Data:
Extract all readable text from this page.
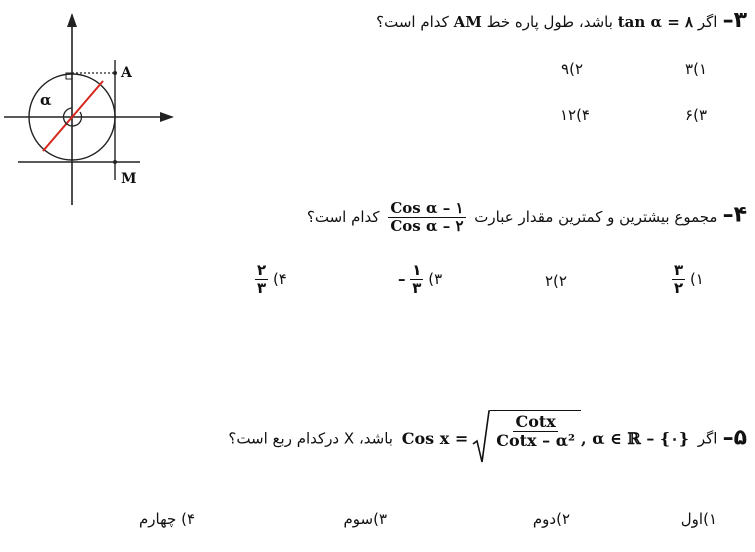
α
A
M
۳– اگر tan α = ۸ باشد، طول پاره خط AM کدام است؟
۳(۱
۹(۲
۶(۳
۱۲(۴
۴– مجموع بیشترین و کمترین مقدار عبارت
$\frac{\text{Cos α – ۱}}{\text{Cos α – ۲}}$
کدام است؟
۱)
$\frac{۳}{۲}$
۲(۲
۳)
$\frac{۱}{۳}$
–
۴)
$\frac{۲}{۳}$
۵– اگر
Cos $x = \frac{\text{Cotx}}{\text{Cotx – α²}}$ , α ∈ ℝ – {۰}
باشد، X درکدام ربع است؟
۱)اول
۲)دوم
۳)سوم
۴) چهارم
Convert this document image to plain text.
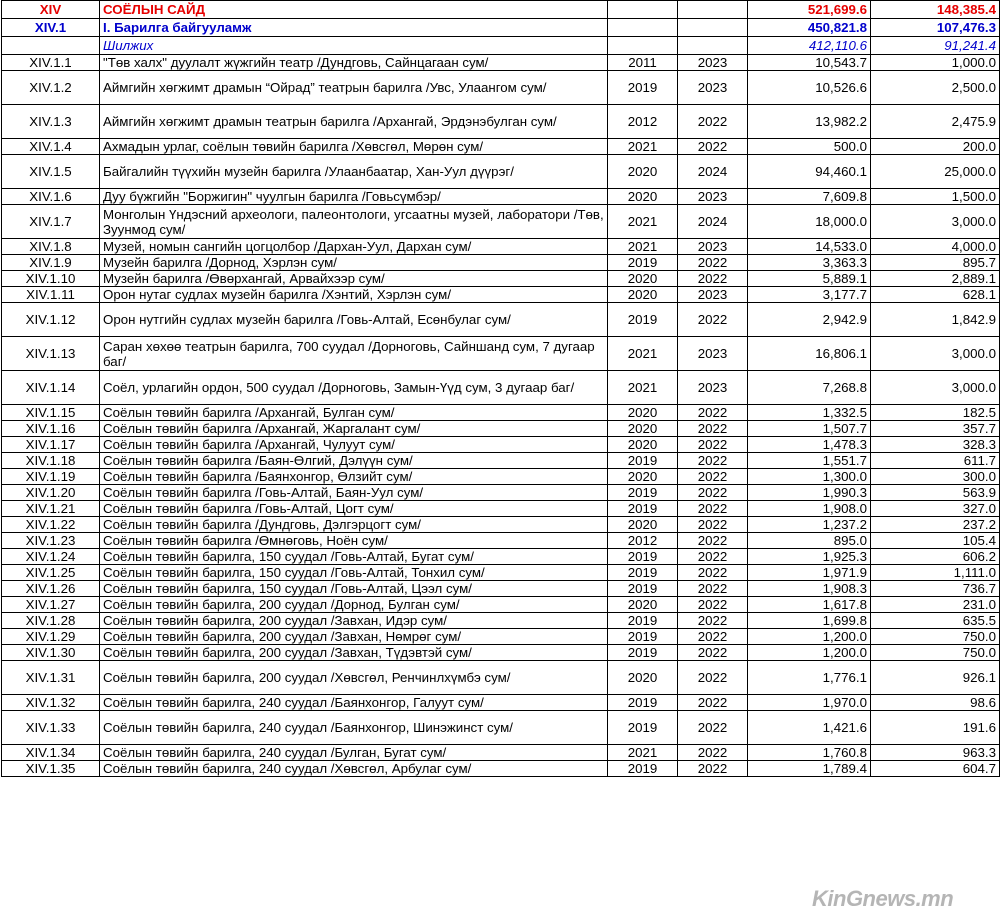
XIV	СОЁЛЫН САЙД			521,699.6	148,385.4
XIV.1	I. Барилга байгууламж			450,821.8	107,476.3
	Шилжих			412,110.6	91,241.4
XIV.1.1	"Төв халх" дуулалт жүжгийн театр /Дундговь, Сайнцагаан сум/	2011	2023	10,543.7	1,000.0
XIV.1.2	Аймгийн хөгжимт драмын “Ойрад” театрын барилга /Увс, Улаангом сум/	2019	2023	10,526.6	2,500.0
XIV.1.3	Аймгийн хөгжимт драмын театрын барилга /Архангай, Эрдэнэбулган сум/	2012	2022	13,982.2	2,475.9
XIV.1.4	Ахмадын урлаг, соёлын төвийн барилга /Хөвсгөл, Мөрөн сум/	2021	2022	500.0	200.0
XIV.1.5	Байгалийн түүхийн музейн барилга /Улаанбаатар, Хан-Уул дүүрэг/	2020	2024	94,460.1	25,000.0
XIV.1.6	Дуу бүжгийн "Боржигин" чуулгын барилга /Говьсүмбэр/	2020	2023	7,609.8	1,500.0
XIV.1.7	Монголын Үндэсний археологи, палеонтологи, угсаатны музей, лаборатори /Төв, Зуунмод сум/	2021	2024	18,000.0	3,000.0
XIV.1.8	Музей, номын сангийн цогцолбор /Дархан-Уул, Дархан сум/	2021	2023	14,533.0	4,000.0
XIV.1.9	Музейн барилга /Дорнод, Хэрлэн сум/	2019	2022	3,363.3	895.7
XIV.1.10	Музейн барилга /Өвөрхангай, Арвайхээр сум/	2020	2022	5,889.1	2,889.1
XIV.1.11	Орон нутаг судлах музейн барилга /Хэнтий, Хэрлэн сум/	2020	2023	3,177.7	628.1
XIV.1.12	Орон нутгийн судлах музейн барилга /Говь-Алтай, Есөнбулаг сум/	2019	2022	2,942.9	1,842.9
XIV.1.13	Саран хөхөө театрын барилга, 700 суудал /Дорноговь, Сайншанд сум, 7 дугаар баг/	2021	2023	16,806.1	3,000.0
XIV.1.14	Соёл, урлагийн ордон, 500 суудал /Дорноговь, Замын-Үүд сум, 3 дугаар баг/	2021	2023	7,268.8	3,000.0
XIV.1.15	Соёлын төвийн барилга /Архангай, Булган сум/	2020	2022	1,332.5	182.5
XIV.1.16	Соёлын төвийн барилга /Архангай, Жаргалант сум/	2020	2022	1,507.7	357.7
XIV.1.17	Соёлын төвийн барилга /Архангай, Чулуут сум/	2020	2022	1,478.3	328.3
XIV.1.18	Соёлын төвийн барилга /Баян-Өлгий, Дэлүүн сум/	2019	2022	1,551.7	611.7
XIV.1.19	Соёлын төвийн барилга /Баянхонгор, Өлзийт сум/	2020	2022	1,300.0	300.0
XIV.1.20	Соёлын төвийн барилга /Говь-Алтай, Баян-Уул сум/	2019	2022	1,990.3	563.9
XIV.1.21	Соёлын төвийн барилга /Говь-Алтай, Цогт сум/	2019	2022	1,908.0	327.0
XIV.1.22	Соёлын төвийн барилга /Дундговь, Дэлгэрцогт сум/	2020	2022	1,237.2	237.2
XIV.1.23	Соёлын төвийн барилга /Өмнөговь, Ноён сум/	2012	2022	895.0	105.4
XIV.1.24	Соёлын төвийн барилга, 150 суудал /Говь-Алтай, Бугат сум/	2019	2022	1,925.3	606.2
XIV.1.25	Соёлын төвийн барилга, 150 суудал /Говь-Алтай, Тонхил сум/	2019	2022	1,971.9	1,111.0
XIV.1.26	Соёлын төвийн барилга, 150 суудал /Говь-Алтай, Цээл сум/	2019	2022	1,908.3	736.7
XIV.1.27	Соёлын төвийн барилга, 200 суудал /Дорнод, Булган сум/	2020	2022	1,617.8	231.0
XIV.1.28	Соёлын төвийн барилга, 200 суудал /Завхан, Идэр сум/	2019	2022	1,699.8	635.5
XIV.1.29	Соёлын төвийн барилга, 200 суудал /Завхан, Нөмрөг сум/	2019	2022	1,200.0	750.0
XIV.1.30	Соёлын төвийн барилга, 200 суудал /Завхан, Түдэвтэй сум/	2019	2022	1,200.0	750.0
XIV.1.31	Соёлын төвийн барилга, 200 суудал /Хөвсгөл, Ренчинлхүмбэ сум/	2020	2022	1,776.1	926.1
XIV.1.32	Соёлын төвийн барилга, 240 суудал /Баянхонгор, Галуут сум/	2019	2022	1,970.0	98.6
XIV.1.33	Соёлын төвийн барилга, 240 суудал /Баянхонгор, Шинэжинст сум/	2019	2022	1,421.6	191.6
XIV.1.34	Соёлын төвийн барилга, 240 суудал /Булган, Бугат сум/	2021	2022	1,760.8	963.3
XIV.1.35	Соёлын төвийн барилга, 240 суудал /Хөвсгөл, Арбулаг сум/	2019	2022	1,789.4	604.7
KinGnews.mn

Work to do:
Return all the entries word for word, but omit any pictures they contain.

Exercise output:
Extract all readable text from this page.
α
A
M
۳– اگر tan α = ۸ باشد، طول پاره خط AM کدام است؟
۳(۱
۹(۲
۶(۳
۱۲(۴
۴– مجموع بیشترین و کمترین مقدار عبارت
$\frac{\text{Cos α – ۱}}{\text{Cos α – ۲}}$
کدام است؟
۱)
$\frac{۳}{۲}$
۲(۲
۳)
$\frac{۱}{۳}$
–
۴)
$\frac{۲}{۳}$
۵– اگر
Cos $x = \frac{\text{Cotx}}{\text{Cotx – α²}}$ , α ∈ ℝ – {۰}
باشد، X درکدام ربع است؟
۱)اول
۲)دوم
۳)سوم
۴) چهارم
Convert this document image to plain text.
XIV	СОЁЛЫН САЙД			521,699.6	148,385.4
XIV.1	I. Барилга байгууламж			450,821.8	107,476.3
	Шилжих			412,110.6	91,241.4
XIV.1.1	"Төв халх" дуулалт жүжгийн театр /Дундговь, Сайнцагаан сум/	2011	2023	10,543.7	1,000.0
XIV.1.2	Аймгийн хөгжимт драмын “Ойрад” театрын барилга /Увс, Улаангом сум/	2019	2023	10,526.6	2,500.0
XIV.1.3	Аймгийн хөгжимт драмын театрын барилга /Архангай, Эрдэнэбулган сум/	2012	2022	13,982.2	2,475.9
XIV.1.4	Ахмадын урлаг, соёлын төвийн барилга /Хөвсгөл, Мөрөн сум/	2021	2022	500.0	200.0
XIV.1.5	Байгалийн түүхийн музейн барилга /Улаанбаатар, Хан-Уул дүүрэг/	2020	2024	94,460.1	25,000.0
XIV.1.6	Дуу бүжгийн "Боржигин" чуулгын барилга /Говьсүмбэр/	2020	2023	7,609.8	1,500.0
XIV.1.7	Монголын Үндэсний археологи, палеонтологи, угсаатны музей, лаборатори /Төв, Зуунмод сум/	2021	2024	18,000.0	3,000.0
XIV.1.8	Музей, номын сангийн цогцолбор /Дархан-Уул, Дархан сум/	2021	2023	14,533.0	4,000.0
XIV.1.9	Музейн барилга /Дорнод, Хэрлэн сум/	2019	2022	3,363.3	895.7
XIV.1.10	Музейн барилга /Өвөрхангай, Арвайхээр сум/	2020	2022	5,889.1	2,889.1
XIV.1.11	Орон нутаг судлах музейн барилга /Хэнтий, Хэрлэн сум/	2020	2023	3,177.7	628.1
XIV.1.12	Орон нутгийн судлах музейн барилга /Говь-Алтай, Есөнбулаг сум/	2019	2022	2,942.9	1,842.9
XIV.1.13	Саран хөхөө театрын барилга, 700 суудал /Дорноговь, Сайншанд сум, 7 дугаар баг/	2021	2023	16,806.1	3,000.0
XIV.1.14	Соёл, урлагийн ордон, 500 суудал /Дорноговь, Замын-Үүд сум, 3 дугаар баг/	2021	2023	7,268.8	3,000.0
XIV.1.15	Соёлын төвийн барилга /Архангай, Булган сум/	2020	2022	1,332.5	182.5
XIV.1.16	Соёлын төвийн барилга /Архангай, Жаргалант сум/	2020	2022	1,507.7	357.7
XIV.1.17	Соёлын төвийн барилга /Архангай, Чулуут сум/	2020	2022	1,478.3	328.3
XIV.1.18	Соёлын төвийн барилга /Баян-Өлгий, Дэлүүн сум/	2019	2022	1,551.7	611.7
XIV.1.19	Соёлын төвийн барилга /Баянхонгор, Өлзийт сум/	2020	2022	1,300.0	300.0
XIV.1.20	Соёлын төвийн барилга /Говь-Алтай, Баян-Уул сум/	2019	2022	1,990.3	563.9
XIV.1.21	Соёлын төвийн барилга /Говь-Алтай, Цогт сум/	2019	2022	1,908.0	327.0
XIV.1.22	Соёлын төвийн барилга /Дундговь, Дэлгэрцогт сум/	2020	2022	1,237.2	237.2
XIV.1.23	Соёлын төвийн барилга /Өмнөговь, Ноён сум/	2012	2022	895.0	105.4
XIV.1.24	Соёлын төвийн барилга, 150 суудал /Говь-Алтай, Бугат сум/	2019	2022	1,925.3	606.2
XIV.1.25	Соёлын төвийн барилга, 150 суудал /Говь-Алтай, Тонхил сум/	2019	2022	1,971.9	1,111.0
XIV.1.26	Соёлын төвийн барилга, 150 суудал /Говь-Алтай, Цээл сум/	2019	2022	1,908.3	736.7
XIV.1.27	Соёлын төвийн барилга, 200 суудал /Дорнод, Булган сум/	2020	2022	1,617.8	231.0
XIV.1.28	Соёлын төвийн барилга, 200 суудал /Завхан, Идэр сум/	2019	2022	1,699.8	635.5
XIV.1.29	Соёлын төвийн барилга, 200 суудал /Завхан, Нөмрөг сум/	2019	2022	1,200.0	750.0
XIV.1.30	Соёлын төвийн барилга, 200 суудал /Завхан, Түдэвтэй сум/	2019	2022	1,200.0	750.0
XIV.1.31	Соёлын төвийн барилга, 200 суудал /Хөвсгөл, Ренчинлхүмбэ сум/	2020	2022	1,776.1	926.1
XIV.1.32	Соёлын төвийн барилга, 240 суудал /Баянхонгор, Галуут сум/	2019	2022	1,970.0	98.6
XIV.1.33	Соёлын төвийн барилга, 240 суудал /Баянхонгор, Шинэжинст сум/	2019	2022	1,421.6	191.6
XIV.1.34	Соёлын төвийн барилга, 240 суудал /Булган, Бугат сум/	2021	2022	1,760.8	963.3
XIV.1.35	Соёлын төвийн барилга, 240 суудал /Хөвсгөл, Арбулаг сум/	2019	2022	1,789.4	604.7
KinGnews.mn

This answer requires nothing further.